» **REQUIRED TASK**
Pictures do not belong in the copy; transcribe everything else in the records exactly.
══════════
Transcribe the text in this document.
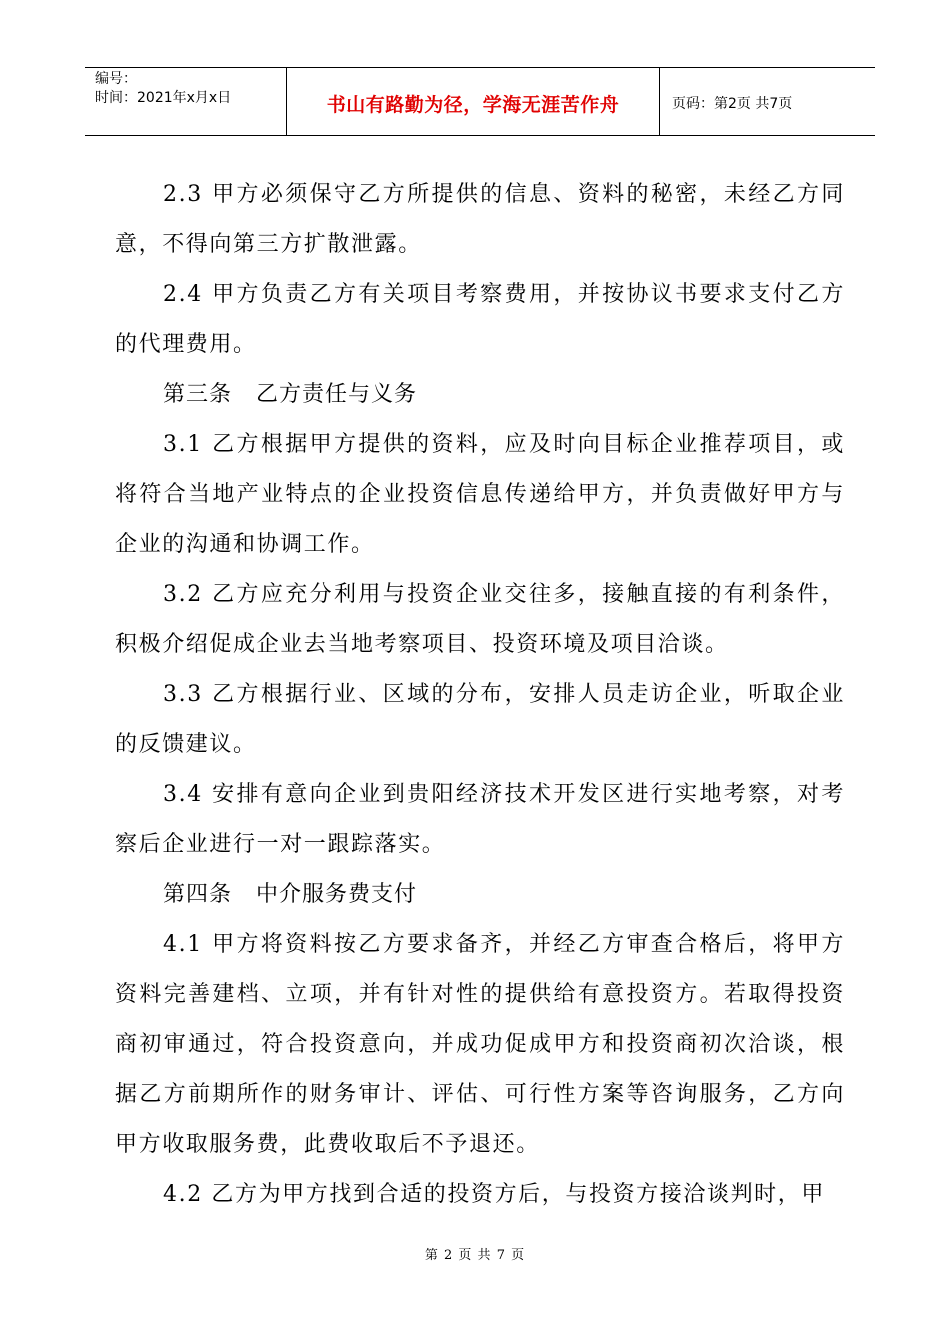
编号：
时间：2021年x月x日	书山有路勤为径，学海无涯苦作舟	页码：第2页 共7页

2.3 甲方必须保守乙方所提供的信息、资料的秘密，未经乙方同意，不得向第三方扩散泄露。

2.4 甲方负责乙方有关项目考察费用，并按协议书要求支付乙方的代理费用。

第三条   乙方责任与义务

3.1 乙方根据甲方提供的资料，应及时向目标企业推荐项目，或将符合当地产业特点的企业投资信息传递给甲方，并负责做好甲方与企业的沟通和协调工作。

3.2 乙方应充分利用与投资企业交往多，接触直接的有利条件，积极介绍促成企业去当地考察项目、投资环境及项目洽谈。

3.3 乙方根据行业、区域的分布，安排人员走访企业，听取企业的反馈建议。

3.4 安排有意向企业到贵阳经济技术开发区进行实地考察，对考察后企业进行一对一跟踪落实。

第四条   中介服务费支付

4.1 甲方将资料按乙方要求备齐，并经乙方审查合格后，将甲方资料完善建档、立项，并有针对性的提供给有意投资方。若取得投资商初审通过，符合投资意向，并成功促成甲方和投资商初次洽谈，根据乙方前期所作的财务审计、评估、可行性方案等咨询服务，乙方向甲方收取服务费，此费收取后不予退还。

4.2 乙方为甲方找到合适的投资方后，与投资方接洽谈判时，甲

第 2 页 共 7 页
══════════
» **WRITTEN ANSWER**
Transcribe the text in this document.
编号：
时间：2021年x月x日	书山有路勤为径，学海无涯苦作舟	页码：第2页 共7页

2.3 甲方必须保守乙方所提供的信息、资料的秘密，未经乙方同意，不得向第三方扩散泄露。

2.4 甲方负责乙方有关项目考察费用，并按协议书要求支付乙方的代理费用。

第三条   乙方责任与义务

3.1 乙方根据甲方提供的资料，应及时向目标企业推荐项目，或将符合当地产业特点的企业投资信息传递给甲方，并负责做好甲方与企业的沟通和协调工作。

3.2 乙方应充分利用与投资企业交往多，接触直接的有利条件，积极介绍促成企业去当地考察项目、投资环境及项目洽谈。

3.3 乙方根据行业、区域的分布，安排人员走访企业，听取企业的反馈建议。

3.4 安排有意向企业到贵阳经济技术开发区进行实地考察，对考察后企业进行一对一跟踪落实。

第四条   中介服务费支付

4.1 甲方将资料按乙方要求备齐，并经乙方审查合格后，将甲方资料完善建档、立项，并有针对性的提供给有意投资方。若取得投资商初审通过，符合投资意向，并成功促成甲方和投资商初次洽谈，根据乙方前期所作的财务审计、评估、可行性方案等咨询服务，乙方向甲方收取服务费，此费收取后不予退还。

4.2 乙方为甲方找到合适的投资方后，与投资方接洽谈判时，甲

第 2 页 共 7 页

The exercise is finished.